:: GOAL OF THE EXERCISE ::
Return each line of the listing that contains the string "повышенных".

Entries from a dataset:
* * * * * * *

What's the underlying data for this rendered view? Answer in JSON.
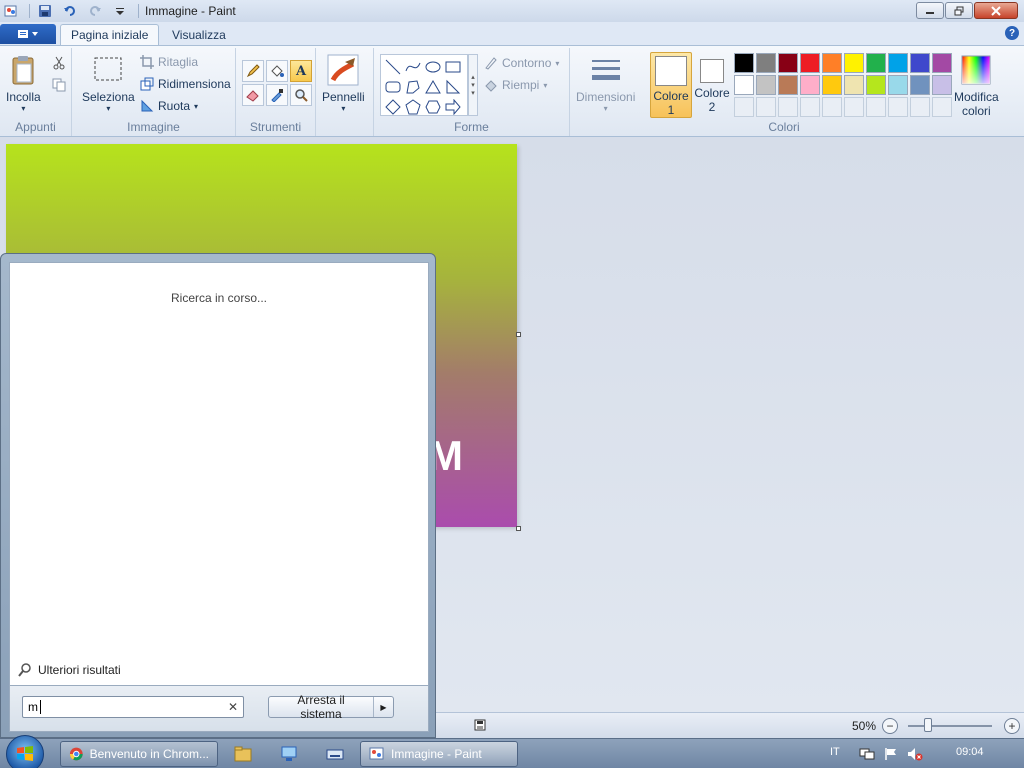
{
  "window": {
    "title": "Immagine - Paint"
  },
  "tabs": [
    "Pagina iniziale",
    "Visualizza"
  ],
  "ribbon": {
    "appunti": {
      "label": "Appunti",
      "paste": "Incolla"
    },
    "immagine": {
      "label": "Immagine",
      "select": "Seleziona",
      "crop": "Ritaglia",
      "resize": "Ridimensiona",
      "rotate": "Ruota"
    },
    "strumenti": {
      "label": "Strumenti"
    },
    "pennelli": {
      "label": "Pennelli"
    },
    "forme": {
      "label": "Forme",
      "outline": "Contorno",
      "fill": "Riempi"
    },
    "dimensioni": {
      "label": "Dimensioni"
    },
    "colori": {
      "label": "Colori",
      "color1": "Colore",
      "color1_num": "1",
      "color2": "Colore",
      "color2_num": "2",
      "edit": "Modifica",
      "edit2": "colori",
      "palette": [
        "#000000",
        "#7f7f7f",
        "#880015",
        "#ed1c24",
        "#ff7f27",
        "#fff200",
        "#22b14c",
        "#00a2e8",
        "#3f48cc",
        "#a349a4",
        "#ffffff",
        "#c3c3c3",
        "#b97a57",
        "#ffaec9",
        "#ffc90e",
        "#efe4b0",
        "#b5e61d",
        "#99d9ea",
        "#7092be",
        "#c8bfe7"
      ]
    }
  },
  "canvas": {
    "visible_letter": "M"
  },
  "status": {
    "zoom": "50%"
  },
  "startmenu": {
    "searching": "Ricerca in corso...",
    "more_results": "Ulteriori risultati",
    "search_value": "m",
    "shutdown": "Arresta il sistema"
  },
  "taskbar": {
    "chrome": "Benvenuto in Chrom...",
    "paint": "Immagine - Paint",
    "lang": "IT",
    "time": "09:04"
  }
}
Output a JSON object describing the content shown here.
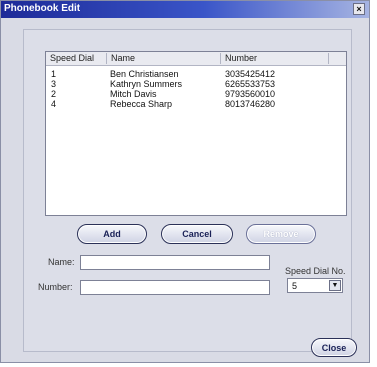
{
  "window": {
    "title": "Phonebook Edit",
    "close_glyph": "×"
  },
  "list": {
    "columns": [
      "Speed Dial",
      "Name",
      "Number"
    ],
    "rows": [
      {
        "speed_dial": "1",
        "name": "Ben Christiansen",
        "number": "3035425412"
      },
      {
        "speed_dial": "3",
        "name": "Kathryn Summers",
        "number": "6265533753"
      },
      {
        "speed_dial": "2",
        "name": "Mitch Davis",
        "number": "9793560010"
      },
      {
        "speed_dial": "4",
        "name": "Rebecca Sharp",
        "number": "8013746280"
      }
    ]
  },
  "buttons": {
    "add": "Add",
    "cancel": "Cancel",
    "remove": "Remove",
    "close": "Close"
  },
  "form": {
    "name_label": "Name:",
    "name_value": "",
    "number_label": "Number:",
    "number_value": "",
    "speed_dial_label": "Speed Dial No.",
    "speed_dial_value": "5"
  },
  "icons": {
    "dropdown": "chevron-down-icon",
    "close": "close-icon"
  }
}
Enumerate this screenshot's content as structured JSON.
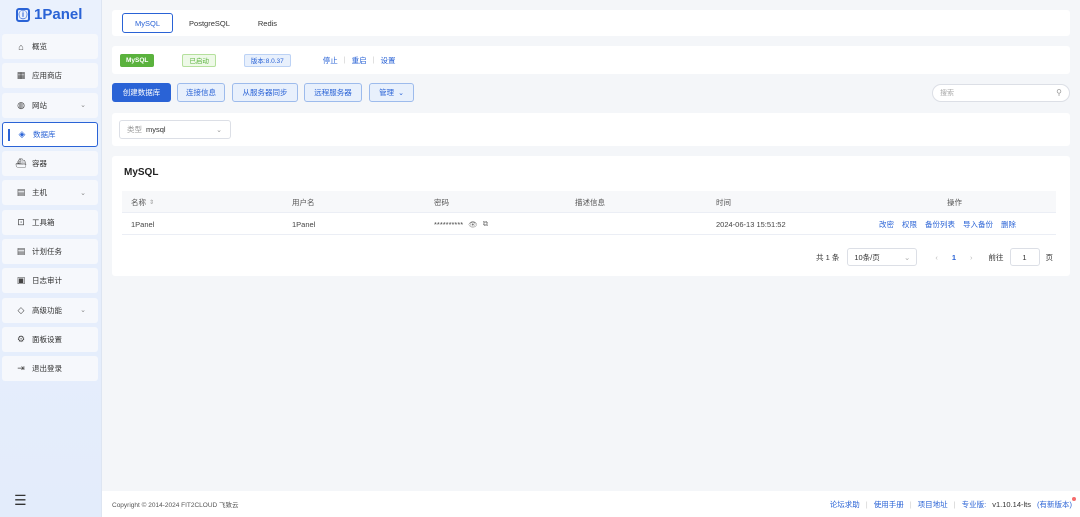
{
  "app": {
    "name": "1Panel"
  },
  "sidebar": {
    "items": [
      {
        "label": "概览",
        "icon": "home-icon"
      },
      {
        "label": "应用商店",
        "icon": "grid-icon"
      },
      {
        "label": "网站",
        "icon": "globe-icon",
        "expandable": true
      },
      {
        "label": "数据库",
        "icon": "database-icon",
        "active": true
      },
      {
        "label": "容器",
        "icon": "container-icon"
      },
      {
        "label": "主机",
        "icon": "server-icon",
        "expandable": true
      },
      {
        "label": "工具箱",
        "icon": "toolbox-icon"
      },
      {
        "label": "计划任务",
        "icon": "task-icon"
      },
      {
        "label": "日志审计",
        "icon": "log-icon"
      },
      {
        "label": "高级功能",
        "icon": "diamond-icon",
        "expandable": true
      },
      {
        "label": "面板设置",
        "icon": "settings-icon"
      },
      {
        "label": "退出登录",
        "icon": "logout-icon"
      }
    ]
  },
  "tabs": [
    "MySQL",
    "PostgreSQL",
    "Redis"
  ],
  "status": {
    "db_badge": "MySQL",
    "running": "已启动",
    "version": "版本:8.0.37",
    "stop": "停止",
    "restart": "重启",
    "settings": "设置"
  },
  "toolbar": {
    "create": "创建数据库",
    "connection": "连接信息",
    "sync": "从服务器同步",
    "remote": "远程服务器",
    "manage": "管理",
    "search_placeholder": "搜索"
  },
  "filter": {
    "label": "类型",
    "value": "mysql"
  },
  "table": {
    "title": "MySQL",
    "columns": [
      "名称",
      "用户名",
      "密码",
      "描述信息",
      "时间",
      "操作"
    ],
    "rows": [
      {
        "name": "1Panel",
        "username": "1Panel",
        "password": "**********",
        "description": "",
        "time": "2024-06-13 15:51:52",
        "actions": [
          "改密",
          "权限",
          "备份列表",
          "导入备份",
          "删除"
        ]
      }
    ]
  },
  "pagination": {
    "total": "共 1 条",
    "page_size": "10条/页",
    "current": "1",
    "goto_label": "前往",
    "goto_value": "1",
    "page_unit": "页"
  },
  "footer": {
    "copyright": "Copyright © 2014-2024 FIT2CLOUD 飞致云",
    "forum": "论坛求助",
    "manual": "使用手册",
    "project": "项目地址",
    "edition": "专业版:",
    "version": "v1.10.14-lts",
    "new_version": "(有新版本)"
  }
}
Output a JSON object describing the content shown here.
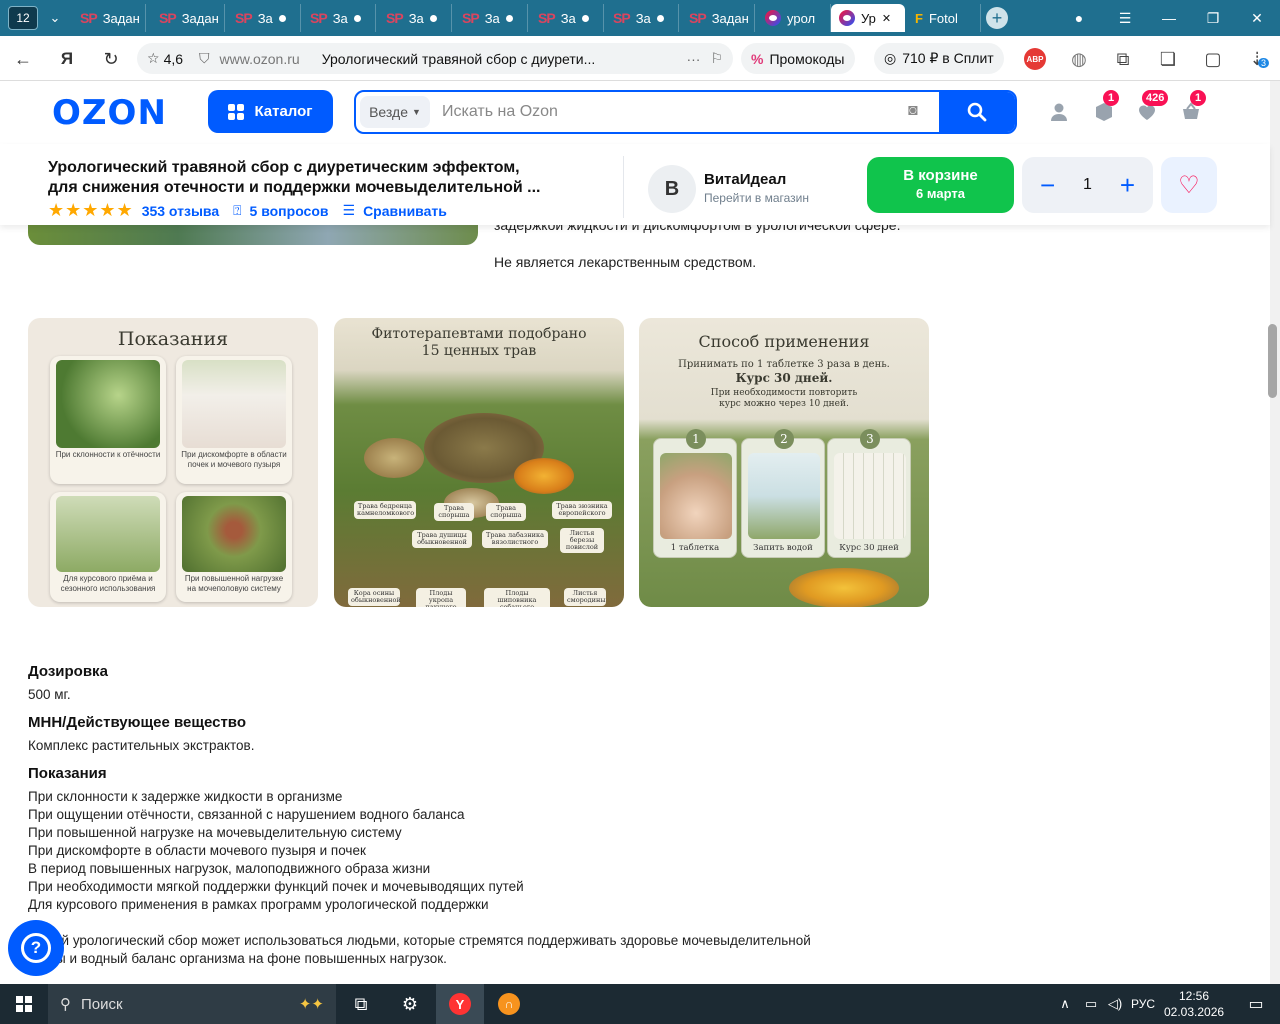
{
  "browser": {
    "tab_count": "12",
    "tabs": [
      {
        "fav": "SP",
        "label": "Задан"
      },
      {
        "fav": "SP",
        "label": "Задан"
      },
      {
        "fav": "SP",
        "label": "За"
      },
      {
        "fav": "SP",
        "label": "За"
      },
      {
        "fav": "SP",
        "label": "За"
      },
      {
        "fav": "SP",
        "label": "За"
      },
      {
        "fav": "SP",
        "label": "За"
      },
      {
        "fav": "SP",
        "label": "За"
      },
      {
        "fav": "SP",
        "label": "Задан"
      },
      {
        "fav": "ozon",
        "label": "урол"
      },
      {
        "fav": "ozon",
        "label": "Ур",
        "active": true
      },
      {
        "fav": "F",
        "label": "Fotol"
      }
    ],
    "rating": "4,6",
    "url": "www.ozon.ru",
    "page_title": "Урологический травяной сбор с диурети...",
    "promo_label": "Промокоды",
    "split_label": "710 ₽ в Сплит",
    "abp_label": "ABP",
    "download_count": "3"
  },
  "header": {
    "logo": "OZON",
    "catalog_label": "Каталог",
    "search_scope": "Везде",
    "search_placeholder": "Искать на Ozon",
    "badges": {
      "orders": "1",
      "favorites": "426",
      "cart": "1"
    }
  },
  "product": {
    "title_line1": "Урологический травяной сбор с диуретическим эффектом,",
    "title_line2": "для снижения отечности и поддержки мочевыделительной ...",
    "reviews": "353 отзыва",
    "questions": "5 вопросов",
    "compare": "Сравнивать",
    "shop_initial": "В",
    "shop_name": "ВитаИдеал",
    "shop_link": "Перейти в магазин",
    "cart_line1": "В корзине",
    "cart_line2": "6 марта",
    "quantity": "1"
  },
  "description": {
    "line_partial": "задержкой жидкости и дискомфортом в урологической сфере.",
    "line_not_drug": "Не является лекарственным средством."
  },
  "gallery": {
    "card1": {
      "title": "Показания",
      "tiles": [
        "При склонности к отёчности",
        "При дискомфорте в области почек и мочевого пузыря",
        "Для курсового приёма и сезонного использования",
        "При повышенной нагрузке на мочеполовую систему"
      ]
    },
    "card2": {
      "title": "Фитотерапевтами подобрано 15 ценных трав",
      "labels": [
        "Трава бедренца камнеломкового",
        "Трава спорыша",
        "Трава спорыша",
        "Трава зюзника европейского",
        "Трава душицы обыкновенной",
        "Трава лабазника вязолистного",
        "Листья березы повислой",
        "Кора осины обыкновенной",
        "Плоды укропа пахучего",
        "Плоды шиповника собачьего",
        "Листья смородины"
      ]
    },
    "card3": {
      "title": "Способ применения",
      "line1": "Принимать по 1 таблетке 3 раза в день.",
      "line2": "Курс 30 дней.",
      "line3": "При необходимости повторить курс можно через 10 дней.",
      "steps": [
        {
          "num": "1",
          "caption": "1 таблетка"
        },
        {
          "num": "2",
          "caption": "Запить водой"
        },
        {
          "num": "3",
          "caption": "Курс 30 дней"
        }
      ]
    }
  },
  "specs": [
    {
      "heading": "Дозировка",
      "value": "500 мг."
    },
    {
      "heading": "МНН/Действующее вещество",
      "value": "Комплекс растительных экстрактов."
    },
    {
      "heading": "Показания",
      "lines": [
        "При склонности к задержке жидкости в организме",
        "При ощущении отёчности, связанной с нарушением водного баланса",
        "При повышенной нагрузке на мочевыделительную систему",
        "При дискомфорте в области мочевого пузыря и почек",
        "В период повышенных нагрузок, малоподвижного образа жизни",
        "При необходимости мягкой поддержки функций почек и мочевыводящих путей",
        "Для курсового применения в рамках программ урологической поддержки"
      ]
    }
  ],
  "footer_text": {
    "line1": "...яной урологический сбор может использоваться людьми, которые стремятся поддерживать здоровье мочевыделительной",
    "line2": "...емы и водный баланс организма на фоне повышенных нагрузок."
  },
  "taskbar": {
    "search_label": "Поиск",
    "lang": "РУС",
    "time": "12:56",
    "date": "02.03.2026"
  },
  "colors": {
    "brand": "#005bff",
    "accent_pink": "#f91155",
    "cart_green": "#10c44c"
  }
}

* * * * * * *

:: ANSWER TO THE TASK ::
        "В период повышенных нагрузок, малоподвижного образа жизни",
    "line2": "...емы и водный баланс организма на фоне повышенных нагрузок."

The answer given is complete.